## What to do
Every line below must be reproduced exactly. Copy them all.

Dataset items
──────────

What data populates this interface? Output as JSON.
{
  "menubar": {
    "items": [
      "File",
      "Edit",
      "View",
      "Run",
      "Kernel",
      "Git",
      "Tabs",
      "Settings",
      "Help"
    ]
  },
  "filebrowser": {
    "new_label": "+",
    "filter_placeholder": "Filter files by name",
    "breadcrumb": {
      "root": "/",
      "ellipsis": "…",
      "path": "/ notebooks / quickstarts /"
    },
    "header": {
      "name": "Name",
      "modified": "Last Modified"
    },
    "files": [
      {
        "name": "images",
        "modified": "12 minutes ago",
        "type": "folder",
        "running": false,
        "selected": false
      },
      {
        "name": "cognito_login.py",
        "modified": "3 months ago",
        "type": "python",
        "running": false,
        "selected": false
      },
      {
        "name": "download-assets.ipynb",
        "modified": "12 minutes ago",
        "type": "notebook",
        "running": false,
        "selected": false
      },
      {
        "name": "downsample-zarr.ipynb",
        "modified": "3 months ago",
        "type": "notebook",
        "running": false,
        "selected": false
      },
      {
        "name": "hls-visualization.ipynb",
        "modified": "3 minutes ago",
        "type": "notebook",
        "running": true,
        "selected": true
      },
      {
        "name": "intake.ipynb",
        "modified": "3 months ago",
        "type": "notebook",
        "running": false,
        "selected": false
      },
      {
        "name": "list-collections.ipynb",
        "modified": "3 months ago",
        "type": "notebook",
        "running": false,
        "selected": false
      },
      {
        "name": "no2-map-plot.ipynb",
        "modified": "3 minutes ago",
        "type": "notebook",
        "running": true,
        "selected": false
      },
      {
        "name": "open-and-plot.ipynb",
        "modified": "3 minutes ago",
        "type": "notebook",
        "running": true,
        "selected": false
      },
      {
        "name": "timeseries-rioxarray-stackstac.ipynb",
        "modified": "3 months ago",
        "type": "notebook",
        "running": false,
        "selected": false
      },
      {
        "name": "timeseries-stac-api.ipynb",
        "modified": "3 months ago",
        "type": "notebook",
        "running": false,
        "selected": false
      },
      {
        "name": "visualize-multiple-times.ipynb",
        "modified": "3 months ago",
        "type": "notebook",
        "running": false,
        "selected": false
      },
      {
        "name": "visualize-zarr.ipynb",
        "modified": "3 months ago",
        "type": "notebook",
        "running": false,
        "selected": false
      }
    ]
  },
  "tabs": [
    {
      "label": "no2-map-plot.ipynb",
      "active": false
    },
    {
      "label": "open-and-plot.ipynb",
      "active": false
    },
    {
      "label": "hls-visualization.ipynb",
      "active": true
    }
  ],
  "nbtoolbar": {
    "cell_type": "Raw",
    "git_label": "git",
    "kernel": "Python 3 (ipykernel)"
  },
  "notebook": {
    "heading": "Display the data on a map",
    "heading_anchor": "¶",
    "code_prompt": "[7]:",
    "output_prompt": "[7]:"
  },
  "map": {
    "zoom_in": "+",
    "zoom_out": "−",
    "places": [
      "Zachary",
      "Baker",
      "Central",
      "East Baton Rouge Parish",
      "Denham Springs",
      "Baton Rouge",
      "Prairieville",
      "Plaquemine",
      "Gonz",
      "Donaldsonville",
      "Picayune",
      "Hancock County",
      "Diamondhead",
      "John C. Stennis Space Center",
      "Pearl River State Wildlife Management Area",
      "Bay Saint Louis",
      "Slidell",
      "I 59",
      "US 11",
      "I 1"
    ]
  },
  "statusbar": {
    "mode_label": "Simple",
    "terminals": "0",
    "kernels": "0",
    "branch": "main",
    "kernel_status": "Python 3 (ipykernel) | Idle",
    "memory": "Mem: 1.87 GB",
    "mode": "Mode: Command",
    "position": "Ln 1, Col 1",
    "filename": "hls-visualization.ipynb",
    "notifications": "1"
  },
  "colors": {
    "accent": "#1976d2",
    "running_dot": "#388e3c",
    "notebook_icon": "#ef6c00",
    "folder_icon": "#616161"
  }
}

──────────

## Solution to the exercise
What data populates this interface? Output as JSON.
{
  "menubar": {
    "items": [
      "File",
      "Edit",
      "View",
      "Run",
      "Kernel",
      "Git",
      "Tabs",
      "Settings",
      "Help"
    ]
  },
  "filebrowser": {
    "new_label": "+",
    "filter_placeholder": "Filter files by name",
    "breadcrumb": {
      "root": "/",
      "ellipsis": "…",
      "path": "/ notebooks / quickstarts /"
    },
    "header": {
      "name": "Name",
      "modified": "Last Modified"
    },
    "files": [
      {
        "name": "images",
        "modified": "12 minutes ago",
        "type": "folder",
        "running": false,
        "selected": false
      },
      {
        "name": "cognito_login.py",
        "modified": "3 months ago",
        "type": "python",
        "running": false,
        "selected": false
      },
      {
        "name": "download-assets.ipynb",
        "modified": "12 minutes ago",
        "type": "notebook",
        "running": false,
        "selected": false
      },
      {
        "name": "downsample-zarr.ipynb",
        "modified": "3 months ago",
        "type": "notebook",
        "running": false,
        "selected": false
      },
      {
        "name": "hls-visualization.ipynb",
        "modified": "3 minutes ago",
        "type": "notebook",
        "running": true,
        "selected": true
      },
      {
        "name": "intake.ipynb",
        "modified": "3 months ago",
        "type": "notebook",
        "running": false,
        "selected": false
      },
      {
        "name": "list-collections.ipynb",
        "modified": "3 months ago",
        "type": "notebook",
        "running": false,
        "selected": false
      },
      {
        "name": "no2-map-plot.ipynb",
        "modified": "3 minutes ago",
        "type": "notebook",
        "running": true,
        "selected": false
      },
      {
        "name": "open-and-plot.ipynb",
        "modified": "3 minutes ago",
        "type": "notebook",
        "running": true,
        "selected": false
      },
      {
        "name": "timeseries-rioxarray-stackstac.ipynb",
        "modified": "3 months ago",
        "type": "notebook",
        "running": false,
        "selected": false
      },
      {
        "name": "timeseries-stac-api.ipynb",
        "modified": "3 months ago",
        "type": "notebook",
        "running": false,
        "selected": false
      },
      {
        "name": "visualize-multiple-times.ipynb",
        "modified": "3 months ago",
        "type": "notebook",
        "running": false,
        "selected": false
      },
      {
        "name": "visualize-zarr.ipynb",
        "modified": "3 months ago",
        "type": "notebook",
        "running": false,
        "selected": false
      }
    ]
  },
  "tabs": [
    {
      "label": "no2-map-plot.ipynb",
      "active": false
    },
    {
      "label": "open-and-plot.ipynb",
      "active": false
    },
    {
      "label": "hls-visualization.ipynb",
      "active": true
    }
  ],
  "nbtoolbar": {
    "cell_type": "Raw",
    "git_label": "git",
    "kernel": "Python 3 (ipykernel)"
  },
  "notebook": {
    "heading": "Display the data on a map",
    "heading_anchor": "¶",
    "code_prompt": "[7]:",
    "output_prompt": "[7]:"
  },
  "map": {
    "zoom_in": "+",
    "zoom_out": "−",
    "places": [
      "Zachary",
      "Baker",
      "Central",
      "East Baton Rouge Parish",
      "Denham Springs",
      "Baton Rouge",
      "Prairieville",
      "Plaquemine",
      "Gonz",
      "Donaldsonville",
      "Picayune",
      "Hancock County",
      "Diamondhead",
      "John C. Stennis Space Center",
      "Pearl River State Wildlife Management Area",
      "Bay Saint Louis",
      "Slidell",
      "I 59",
      "US 11",
      "I 1"
    ]
  },
  "statusbar": {
    "mode_label": "Simple",
    "terminals": "0",
    "kernels": "0",
    "branch": "main",
    "kernel_status": "Python 3 (ipykernel) | Idle",
    "memory": "Mem: 1.87 GB",
    "mode": "Mode: Command",
    "position": "Ln 1, Col 1",
    "filename": "hls-visualization.ipynb",
    "notifications": "1"
  },
  "colors": {
    "accent": "#1976d2",
    "running_dot": "#388e3c",
    "notebook_icon": "#ef6c00",
    "folder_icon": "#616161"
  }
}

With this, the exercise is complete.